(Short task) Print out the material that follows word for word.

[Saved entries]
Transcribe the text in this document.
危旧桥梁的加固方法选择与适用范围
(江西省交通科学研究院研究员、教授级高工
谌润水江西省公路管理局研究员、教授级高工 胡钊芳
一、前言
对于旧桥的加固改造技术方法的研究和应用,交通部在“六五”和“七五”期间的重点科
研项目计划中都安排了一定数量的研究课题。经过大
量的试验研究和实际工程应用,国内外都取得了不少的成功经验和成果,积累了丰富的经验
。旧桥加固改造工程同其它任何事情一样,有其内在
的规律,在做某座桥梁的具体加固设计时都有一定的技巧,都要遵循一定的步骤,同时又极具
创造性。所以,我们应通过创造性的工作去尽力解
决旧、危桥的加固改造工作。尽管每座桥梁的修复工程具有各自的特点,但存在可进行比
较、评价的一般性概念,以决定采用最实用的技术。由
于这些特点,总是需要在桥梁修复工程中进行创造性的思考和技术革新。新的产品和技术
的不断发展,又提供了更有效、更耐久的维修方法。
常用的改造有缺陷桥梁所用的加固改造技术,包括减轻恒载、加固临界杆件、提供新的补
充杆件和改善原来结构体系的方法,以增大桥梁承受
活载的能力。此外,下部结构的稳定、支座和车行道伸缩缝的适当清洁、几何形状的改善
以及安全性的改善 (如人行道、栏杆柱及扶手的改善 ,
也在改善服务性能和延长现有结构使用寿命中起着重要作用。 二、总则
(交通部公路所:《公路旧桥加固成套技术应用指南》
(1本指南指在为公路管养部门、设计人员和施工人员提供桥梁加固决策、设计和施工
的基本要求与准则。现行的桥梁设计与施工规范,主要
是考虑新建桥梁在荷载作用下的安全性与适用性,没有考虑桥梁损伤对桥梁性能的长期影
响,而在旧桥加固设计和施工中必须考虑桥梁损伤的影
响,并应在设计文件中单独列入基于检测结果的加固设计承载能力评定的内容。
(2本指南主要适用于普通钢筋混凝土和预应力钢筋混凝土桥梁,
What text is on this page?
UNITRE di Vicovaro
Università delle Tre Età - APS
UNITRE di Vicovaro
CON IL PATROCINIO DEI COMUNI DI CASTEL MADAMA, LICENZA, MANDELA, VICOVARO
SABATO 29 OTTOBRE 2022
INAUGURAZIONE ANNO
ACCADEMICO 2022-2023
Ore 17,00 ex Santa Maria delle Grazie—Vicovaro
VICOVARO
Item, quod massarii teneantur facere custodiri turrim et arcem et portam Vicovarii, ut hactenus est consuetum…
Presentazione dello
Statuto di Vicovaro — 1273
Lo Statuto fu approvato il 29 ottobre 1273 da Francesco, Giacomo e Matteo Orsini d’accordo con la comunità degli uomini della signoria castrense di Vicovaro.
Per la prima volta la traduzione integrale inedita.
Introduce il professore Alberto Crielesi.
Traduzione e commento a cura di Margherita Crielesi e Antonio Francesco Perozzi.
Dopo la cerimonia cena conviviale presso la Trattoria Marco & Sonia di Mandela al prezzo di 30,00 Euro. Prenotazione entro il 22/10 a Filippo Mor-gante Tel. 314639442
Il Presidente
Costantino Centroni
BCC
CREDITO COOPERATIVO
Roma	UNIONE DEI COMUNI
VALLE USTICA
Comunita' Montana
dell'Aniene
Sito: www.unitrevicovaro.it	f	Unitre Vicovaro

(Task response)
Transcribe the text in this document.
危旧桥梁的加固方法选择与适用范围
(江西省交通科学研究院研究员、教授级高工
谌润水江西省公路管理局研究员、教授级高工 胡钊芳
一、前言
对于旧桥的加固改造技术方法的研究和应用,交通部在“六五”和“七五”期间的重点科
研项目计划中都安排了一定数量的研究课题。经过大
量的试验研究和实际工程应用,国内外都取得了不少的成功经验和成果,积累了丰富的经验
。旧桥加固改造工程同其它任何事情一样,有其内在
的规律,在做某座桥梁的具体加固设计时都有一定的技巧,都要遵循一定的步骤,同时又极具
创造性。所以,我们应通过创造性的工作去尽力解
决旧、危桥的加固改造工作。尽管每座桥梁的修复工程具有各自的特点,但存在可进行比
较、评价的一般性概念,以决定采用最实用的技术。由
于这些特点,总是需要在桥梁修复工程中进行创造性的思考和技术革新。新的产品和技术
的不断发展,又提供了更有效、更耐久的维修方法。
常用的改造有缺陷桥梁所用的加固改造技术,包括减轻恒载、加固临界杆件、提供新的补
充杆件和改善原来结构体系的方法,以增大桥梁承受
活载的能力。此外,下部结构的稳定、支座和车行道伸缩缝的适当清洁、几何形状的改善
以及安全性的改善 (如人行道、栏杆柱及扶手的改善 ,
也在改善服务性能和延长现有结构使用寿命中起着重要作用。 二、总则
(交通部公路所:《公路旧桥加固成套技术应用指南》
(1本指南指在为公路管养部门、设计人员和施工人员提供桥梁加固决策、设计和施工
的基本要求与准则。现行的桥梁设计与施工规范,主要
是考虑新建桥梁在荷载作用下的安全性与适用性,没有考虑桥梁损伤对桥梁性能的长期影
响,而在旧桥加固设计和施工中必须考虑桥梁损伤的影
响,并应在设计文件中单独列入基于检测结果的加固设计承载能力评定的内容。
(2本指南主要适用于普通钢筋混凝土和预应力钢筋混凝土桥梁,
What text is on this page?
UNITRE di Vicovaro
Università delle Tre Età - APS
UNITRE di Vicovaro
CON IL PATROCINIO DEI COMUNI DI CASTEL MADAMA, LICENZA, MANDELA, VICOVARO
SABATO 29 OTTOBRE 2022
INAUGURAZIONE ANNO
ACCADEMICO 2022-2023
Ore 17,00 ex Santa Maria delle Grazie—Vicovaro
VICOVARO
Item, quod massarii teneantur facere custodiri turrim et arcem et portam Vicovarii, ut hactenus est consuetum…
Presentazione dello
Statuto di Vicovaro — 1273
Lo Statuto fu approvato il 29 ottobre 1273 da Francesco, Giacomo e Matteo Orsini d’accordo con la comunità degli uomini della signoria castrense di Vicovaro.
Per la prima volta la traduzione integrale inedita.
Introduce il professore Alberto Crielesi.
Traduzione e commento a cura di Margherita Crielesi e Antonio Francesco Perozzi.
Dopo la cerimonia cena conviviale presso la Trattoria Marco & Sonia di Mandela al prezzo di 30,00 Euro. Prenotazione entro il 22/10 a Filippo Mor-gante Tel. 314639442
Il Presidente
Costantino Centroni
BCC
CREDITO COOPERATIVO
Roma	UNIONE DEI COMUNI
VALLE USTICA
Comunita' Montana
dell'Aniene
Sito: www.unitrevicovaro.it	f	Unitre Vicovaro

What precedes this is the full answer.